● **EXERCISE REQUIREMENTS**:
Gather up the lines with the word "Graham" in them.

● **EXERCISE MATERIAL**:
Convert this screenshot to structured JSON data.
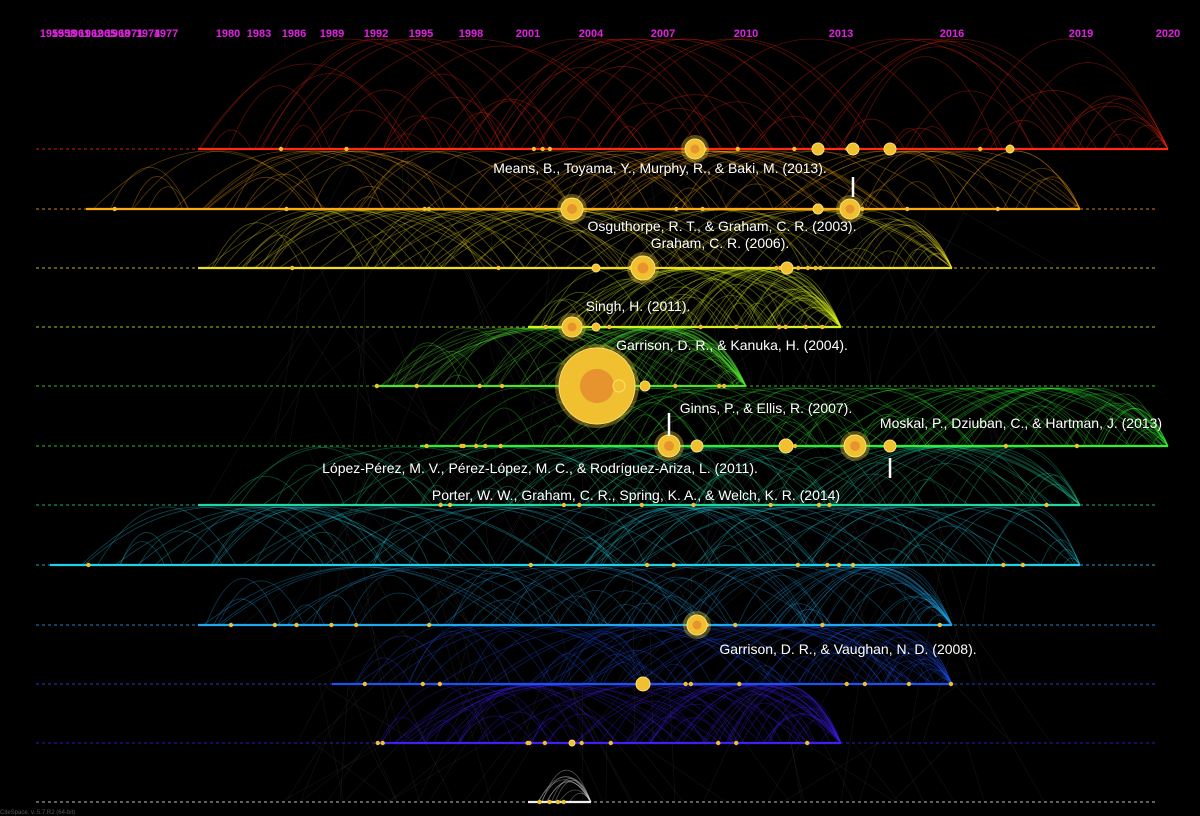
{
  "axis": {
    "color": "#e020e0",
    "years": [
      "1955",
      "1958",
      "1961",
      "1962",
      "1965",
      "1968",
      "1971",
      "1974",
      "1977",
      "1980",
      "1983",
      "1986",
      "1989",
      "1992",
      "1995",
      "1998",
      "2001",
      "2004",
      "2007",
      "2010",
      "2013",
      "2016",
      "2019",
      "2020"
    ]
  },
  "clusters": [
    {
      "id": 0,
      "color": "#ff2a10",
      "span": [
        "1977",
        "2020"
      ]
    },
    {
      "id": 1,
      "color": "#ffaa10",
      "span": [
        "1962",
        "2019"
      ]
    },
    {
      "id": 2,
      "color": "#f0e020",
      "span": [
        "1977",
        "2016"
      ]
    },
    {
      "id": 3,
      "color": "#d8f020",
      "span": [
        "2001",
        "2013"
      ]
    },
    {
      "id": 4,
      "color": "#50e030",
      "span": [
        "1992",
        "2010"
      ]
    },
    {
      "id": 5,
      "color": "#30f030",
      "span": [
        "1995",
        "2020"
      ]
    },
    {
      "id": 6,
      "color": "#20d8a0",
      "span": [
        "1977",
        "2019"
      ]
    },
    {
      "id": 7,
      "color": "#20d0e8",
      "span": [
        "1955",
        "2019"
      ]
    },
    {
      "id": 8,
      "color": "#20a8f0",
      "span": [
        "1977",
        "2016"
      ]
    },
    {
      "id": 9,
      "color": "#2050f0",
      "span": [
        "1989",
        "2016"
      ]
    },
    {
      "id": 10,
      "color": "#4020f0",
      "span": [
        "1992",
        "2013"
      ]
    },
    {
      "id": 11,
      "color": "#f0f0f0",
      "span": [
        "2001",
        "2004"
      ]
    }
  ],
  "references": [
    {
      "label": "Means, B., Toyama, Y., Murphy, R., & Baki, M. (2013)."
    },
    {
      "label": "Osguthorpe, R. T., & Graham, C. R. (2003)."
    },
    {
      "label": "Graham, C. R. (2006)."
    },
    {
      "label": "Singh, H. (2011)."
    },
    {
      "label": "Garrison, D. R., & Kanuka, H. (2004)."
    },
    {
      "label": "Ginns, P., & Ellis, R. (2007)."
    },
    {
      "label": "Moskal, P., Dziuban, C., & Hartman, J. (2013)"
    },
    {
      "label": "López-Pérez, M. V., Pérez-López, M. C., & Rodríguez-Ariza, L. (2011)."
    },
    {
      "label": "Porter, W. W., Graham, C. R., Spring, K. A., & Welch, K. R. (2014)"
    },
    {
      "label": "Garrison, D. R., & Vaughan, N. D. (2008)."
    }
  ],
  "footer_text": "CiteSpace, v. 5.7.R2 (64-bit)"
}
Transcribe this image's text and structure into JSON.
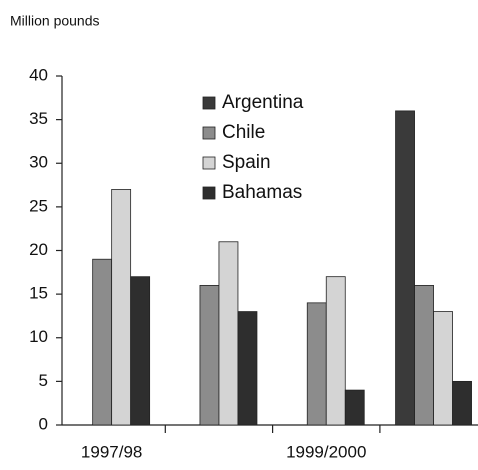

● **ANSWER TO THIS PROBLEM**:
      "label": "Osguthorpe, R. T., & Graham, C. R. (2003)."
      "label": "Graham, C. R. (2006)."
      "label": "Porter, W. W., Graham, C. R., Spring, K. A., & Welch, K. R. (2014)"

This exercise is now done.